From the entries below, copy every line holding the word "сжечь".

Dataset items
━━━━
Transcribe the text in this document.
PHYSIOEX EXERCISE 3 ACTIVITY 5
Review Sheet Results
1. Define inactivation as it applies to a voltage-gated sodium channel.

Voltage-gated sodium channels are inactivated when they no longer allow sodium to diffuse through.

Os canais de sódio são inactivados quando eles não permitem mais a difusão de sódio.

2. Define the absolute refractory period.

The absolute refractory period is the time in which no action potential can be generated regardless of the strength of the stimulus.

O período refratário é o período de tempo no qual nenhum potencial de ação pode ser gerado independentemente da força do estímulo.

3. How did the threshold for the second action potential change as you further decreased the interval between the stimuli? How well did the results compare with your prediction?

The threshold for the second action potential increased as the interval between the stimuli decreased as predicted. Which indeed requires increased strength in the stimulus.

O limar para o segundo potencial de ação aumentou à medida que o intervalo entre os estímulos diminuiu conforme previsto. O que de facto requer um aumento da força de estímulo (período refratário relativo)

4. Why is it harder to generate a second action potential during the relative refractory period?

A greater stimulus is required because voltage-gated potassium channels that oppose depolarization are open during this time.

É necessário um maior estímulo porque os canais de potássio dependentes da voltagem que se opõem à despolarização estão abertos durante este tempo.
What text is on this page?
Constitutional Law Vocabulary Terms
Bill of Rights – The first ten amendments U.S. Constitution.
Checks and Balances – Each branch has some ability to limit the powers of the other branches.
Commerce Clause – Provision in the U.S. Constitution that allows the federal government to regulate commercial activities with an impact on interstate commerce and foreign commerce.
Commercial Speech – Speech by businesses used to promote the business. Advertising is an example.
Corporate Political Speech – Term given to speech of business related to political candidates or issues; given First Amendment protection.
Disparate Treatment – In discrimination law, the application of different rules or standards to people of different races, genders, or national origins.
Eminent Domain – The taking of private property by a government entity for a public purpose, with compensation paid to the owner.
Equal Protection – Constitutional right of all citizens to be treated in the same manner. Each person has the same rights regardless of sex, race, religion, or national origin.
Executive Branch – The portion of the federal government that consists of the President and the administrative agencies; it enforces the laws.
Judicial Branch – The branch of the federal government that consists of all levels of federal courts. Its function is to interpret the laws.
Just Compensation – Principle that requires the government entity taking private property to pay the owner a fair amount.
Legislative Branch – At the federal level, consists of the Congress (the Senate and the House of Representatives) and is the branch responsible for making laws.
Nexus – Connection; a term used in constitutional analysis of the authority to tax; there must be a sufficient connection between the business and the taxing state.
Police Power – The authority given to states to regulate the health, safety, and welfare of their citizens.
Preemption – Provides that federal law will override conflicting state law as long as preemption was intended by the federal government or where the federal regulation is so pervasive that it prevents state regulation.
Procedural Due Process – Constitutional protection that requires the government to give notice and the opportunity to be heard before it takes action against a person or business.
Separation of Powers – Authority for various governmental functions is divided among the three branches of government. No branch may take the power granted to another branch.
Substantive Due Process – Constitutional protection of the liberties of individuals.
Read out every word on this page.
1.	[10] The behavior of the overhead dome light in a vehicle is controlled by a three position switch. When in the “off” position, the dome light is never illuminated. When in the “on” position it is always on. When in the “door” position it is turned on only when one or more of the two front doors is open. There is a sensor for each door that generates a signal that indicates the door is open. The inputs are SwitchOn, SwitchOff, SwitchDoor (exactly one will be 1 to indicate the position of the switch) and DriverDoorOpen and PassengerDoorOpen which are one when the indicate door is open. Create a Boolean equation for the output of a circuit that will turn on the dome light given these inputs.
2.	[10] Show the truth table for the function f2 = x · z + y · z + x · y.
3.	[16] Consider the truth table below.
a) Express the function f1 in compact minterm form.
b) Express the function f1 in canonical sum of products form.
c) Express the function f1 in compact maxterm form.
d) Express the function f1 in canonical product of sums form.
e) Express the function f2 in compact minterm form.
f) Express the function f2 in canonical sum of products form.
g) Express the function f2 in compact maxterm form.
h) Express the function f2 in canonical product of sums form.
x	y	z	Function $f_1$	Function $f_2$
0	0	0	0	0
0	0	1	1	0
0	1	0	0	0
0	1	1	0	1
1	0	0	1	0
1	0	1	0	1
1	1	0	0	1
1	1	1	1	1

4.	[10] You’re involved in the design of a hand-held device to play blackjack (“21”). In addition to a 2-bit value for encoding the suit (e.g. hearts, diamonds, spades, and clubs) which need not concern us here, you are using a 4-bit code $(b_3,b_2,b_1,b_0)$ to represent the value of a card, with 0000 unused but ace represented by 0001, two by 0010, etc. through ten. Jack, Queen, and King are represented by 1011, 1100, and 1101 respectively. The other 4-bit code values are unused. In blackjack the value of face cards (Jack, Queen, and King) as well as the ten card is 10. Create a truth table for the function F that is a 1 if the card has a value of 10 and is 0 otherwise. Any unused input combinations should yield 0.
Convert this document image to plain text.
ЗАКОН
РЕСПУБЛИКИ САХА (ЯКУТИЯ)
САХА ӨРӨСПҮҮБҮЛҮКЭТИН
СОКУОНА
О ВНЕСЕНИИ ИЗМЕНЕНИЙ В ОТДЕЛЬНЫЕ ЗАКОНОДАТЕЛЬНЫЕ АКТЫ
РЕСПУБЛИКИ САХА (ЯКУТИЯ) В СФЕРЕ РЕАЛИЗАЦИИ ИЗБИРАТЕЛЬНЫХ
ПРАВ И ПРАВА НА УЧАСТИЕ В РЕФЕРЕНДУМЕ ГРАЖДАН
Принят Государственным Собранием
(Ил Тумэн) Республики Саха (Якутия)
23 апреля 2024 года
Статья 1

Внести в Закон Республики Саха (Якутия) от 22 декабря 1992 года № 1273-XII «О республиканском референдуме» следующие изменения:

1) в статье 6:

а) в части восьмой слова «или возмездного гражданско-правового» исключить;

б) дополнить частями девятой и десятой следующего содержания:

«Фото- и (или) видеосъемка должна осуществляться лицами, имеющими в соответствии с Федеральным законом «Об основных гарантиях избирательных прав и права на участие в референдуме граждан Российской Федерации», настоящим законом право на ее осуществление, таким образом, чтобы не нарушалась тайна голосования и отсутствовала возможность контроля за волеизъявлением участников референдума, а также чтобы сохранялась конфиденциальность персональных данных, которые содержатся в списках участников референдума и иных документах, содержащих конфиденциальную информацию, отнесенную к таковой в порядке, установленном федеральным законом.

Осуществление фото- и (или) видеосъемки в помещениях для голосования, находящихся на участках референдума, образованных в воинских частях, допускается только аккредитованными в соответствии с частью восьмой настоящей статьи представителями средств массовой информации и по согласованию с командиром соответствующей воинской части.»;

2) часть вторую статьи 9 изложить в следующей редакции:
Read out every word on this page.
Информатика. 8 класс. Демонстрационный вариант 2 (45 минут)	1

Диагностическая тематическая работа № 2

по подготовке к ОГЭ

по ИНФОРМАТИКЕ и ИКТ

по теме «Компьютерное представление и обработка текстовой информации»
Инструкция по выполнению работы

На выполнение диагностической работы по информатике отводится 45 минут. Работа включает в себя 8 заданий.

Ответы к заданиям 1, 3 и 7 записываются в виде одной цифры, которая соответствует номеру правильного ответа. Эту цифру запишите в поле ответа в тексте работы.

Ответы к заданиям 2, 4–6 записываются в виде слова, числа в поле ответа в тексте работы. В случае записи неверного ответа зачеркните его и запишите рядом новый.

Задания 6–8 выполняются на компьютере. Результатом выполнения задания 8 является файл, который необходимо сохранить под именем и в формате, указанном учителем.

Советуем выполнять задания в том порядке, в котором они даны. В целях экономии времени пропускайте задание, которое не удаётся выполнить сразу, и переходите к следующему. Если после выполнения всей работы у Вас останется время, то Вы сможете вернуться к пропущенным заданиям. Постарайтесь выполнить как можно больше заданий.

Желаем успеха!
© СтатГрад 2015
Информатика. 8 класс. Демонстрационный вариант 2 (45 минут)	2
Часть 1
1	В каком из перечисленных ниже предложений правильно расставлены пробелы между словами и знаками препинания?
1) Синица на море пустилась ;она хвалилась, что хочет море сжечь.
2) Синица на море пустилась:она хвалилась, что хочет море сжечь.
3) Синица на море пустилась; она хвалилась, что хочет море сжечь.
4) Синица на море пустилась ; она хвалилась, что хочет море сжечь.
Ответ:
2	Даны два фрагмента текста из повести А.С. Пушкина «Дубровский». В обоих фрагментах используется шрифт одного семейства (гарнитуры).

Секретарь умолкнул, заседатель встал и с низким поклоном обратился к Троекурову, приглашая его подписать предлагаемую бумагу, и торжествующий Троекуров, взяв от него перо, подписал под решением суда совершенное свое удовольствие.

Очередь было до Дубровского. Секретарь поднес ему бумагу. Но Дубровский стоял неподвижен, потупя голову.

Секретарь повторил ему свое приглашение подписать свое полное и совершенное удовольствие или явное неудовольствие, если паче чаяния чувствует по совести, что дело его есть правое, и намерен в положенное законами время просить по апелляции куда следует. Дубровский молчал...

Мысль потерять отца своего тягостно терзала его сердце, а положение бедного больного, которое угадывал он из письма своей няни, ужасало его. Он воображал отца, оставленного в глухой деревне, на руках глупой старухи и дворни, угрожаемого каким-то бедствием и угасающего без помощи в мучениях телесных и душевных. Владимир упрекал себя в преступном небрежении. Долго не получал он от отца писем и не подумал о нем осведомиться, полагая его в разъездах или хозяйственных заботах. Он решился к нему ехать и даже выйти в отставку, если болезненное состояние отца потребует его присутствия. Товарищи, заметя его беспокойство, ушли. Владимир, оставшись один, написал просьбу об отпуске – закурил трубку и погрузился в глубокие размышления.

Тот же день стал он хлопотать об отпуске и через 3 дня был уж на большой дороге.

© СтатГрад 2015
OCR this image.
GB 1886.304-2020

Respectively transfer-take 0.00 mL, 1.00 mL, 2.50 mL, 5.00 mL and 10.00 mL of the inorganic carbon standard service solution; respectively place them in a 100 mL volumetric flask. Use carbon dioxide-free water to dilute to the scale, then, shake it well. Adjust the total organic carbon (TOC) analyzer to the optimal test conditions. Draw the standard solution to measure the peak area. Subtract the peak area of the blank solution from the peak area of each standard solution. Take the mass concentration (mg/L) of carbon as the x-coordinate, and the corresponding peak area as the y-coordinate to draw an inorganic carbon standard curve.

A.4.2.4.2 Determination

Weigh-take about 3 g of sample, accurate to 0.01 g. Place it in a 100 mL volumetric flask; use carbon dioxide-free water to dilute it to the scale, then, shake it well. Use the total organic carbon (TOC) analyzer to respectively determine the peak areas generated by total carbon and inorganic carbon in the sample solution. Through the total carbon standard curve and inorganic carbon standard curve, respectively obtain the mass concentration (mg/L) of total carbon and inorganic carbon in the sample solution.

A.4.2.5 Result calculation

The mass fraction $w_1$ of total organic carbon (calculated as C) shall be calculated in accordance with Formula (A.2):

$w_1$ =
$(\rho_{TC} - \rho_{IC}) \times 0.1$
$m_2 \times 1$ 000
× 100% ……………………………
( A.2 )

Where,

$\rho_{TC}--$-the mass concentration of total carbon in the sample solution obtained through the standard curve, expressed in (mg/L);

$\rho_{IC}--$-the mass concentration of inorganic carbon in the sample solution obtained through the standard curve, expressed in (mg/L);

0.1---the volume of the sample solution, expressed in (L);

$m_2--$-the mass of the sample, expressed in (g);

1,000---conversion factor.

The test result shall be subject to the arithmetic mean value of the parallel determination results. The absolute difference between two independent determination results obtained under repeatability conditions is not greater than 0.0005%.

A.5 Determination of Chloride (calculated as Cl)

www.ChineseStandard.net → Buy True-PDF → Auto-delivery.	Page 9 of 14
━━━━
**Output of the task:**
1) Синица на море пустилась ;она хвалилась, что хочет море сжечь.
2) Синица на море пустилась:она хвалилась, что хочет море сжечь.
3) Синица на море пустилась; она хвалилась, что хочет море сжечь.
4) Синица на море пустилась ; она хвалилась, что хочет море сжечь.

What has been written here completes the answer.